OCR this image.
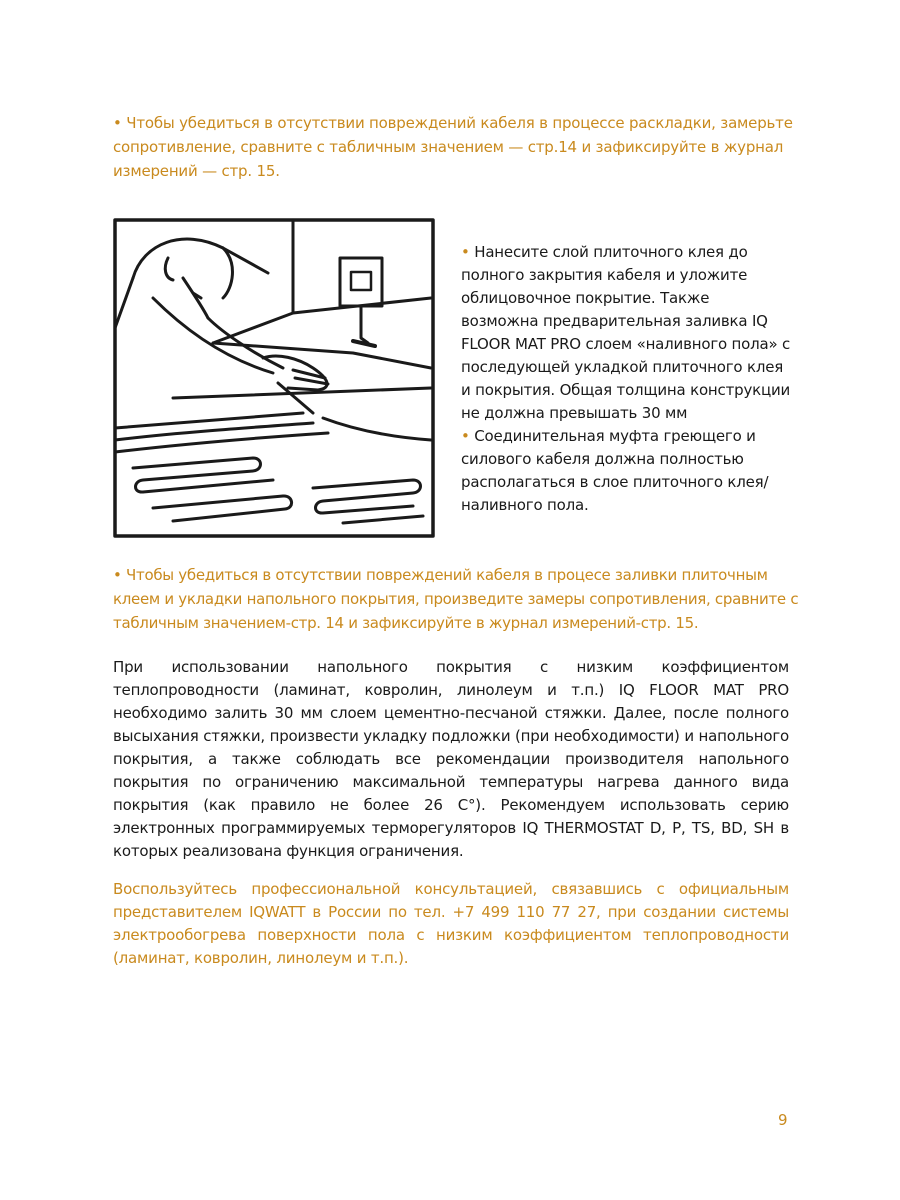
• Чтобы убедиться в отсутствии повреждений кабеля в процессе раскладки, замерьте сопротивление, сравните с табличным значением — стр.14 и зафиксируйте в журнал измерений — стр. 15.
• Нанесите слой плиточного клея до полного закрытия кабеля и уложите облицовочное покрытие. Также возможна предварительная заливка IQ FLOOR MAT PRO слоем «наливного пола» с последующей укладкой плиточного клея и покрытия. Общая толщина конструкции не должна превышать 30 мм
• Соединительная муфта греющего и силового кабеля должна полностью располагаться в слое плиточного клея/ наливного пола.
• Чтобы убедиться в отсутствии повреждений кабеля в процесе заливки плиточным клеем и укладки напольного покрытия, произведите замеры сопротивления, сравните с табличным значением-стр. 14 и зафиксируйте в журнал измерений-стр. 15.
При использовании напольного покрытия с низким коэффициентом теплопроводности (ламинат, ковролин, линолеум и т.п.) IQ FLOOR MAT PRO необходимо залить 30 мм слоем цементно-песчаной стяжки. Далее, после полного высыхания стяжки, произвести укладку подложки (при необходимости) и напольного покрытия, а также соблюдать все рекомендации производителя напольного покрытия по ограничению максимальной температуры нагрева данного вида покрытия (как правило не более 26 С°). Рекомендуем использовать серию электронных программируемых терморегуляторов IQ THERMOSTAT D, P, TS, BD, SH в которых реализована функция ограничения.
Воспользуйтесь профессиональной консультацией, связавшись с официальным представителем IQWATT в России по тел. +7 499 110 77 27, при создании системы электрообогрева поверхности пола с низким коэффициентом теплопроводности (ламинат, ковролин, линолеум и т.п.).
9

Task details ▸ In the material above, find each line that contains the word "повреждений", and select it.

Finished exercise ▸
• Чтобы убедиться в отсутствии повреждений кабеля в процессе раскладки, замерьте сопротивление, сравните с табличным значением — стр.14 и зафиксируйте в журнал измерений — стр. 15.
• Чтобы убедиться в отсутствии повреждений кабеля в процесе заливки плиточным клеем и укладки напольного покрытия, произведите замеры сопротивления, сравните с табличным значением-стр. 14 и зафиксируйте в журнал измерений-стр. 15.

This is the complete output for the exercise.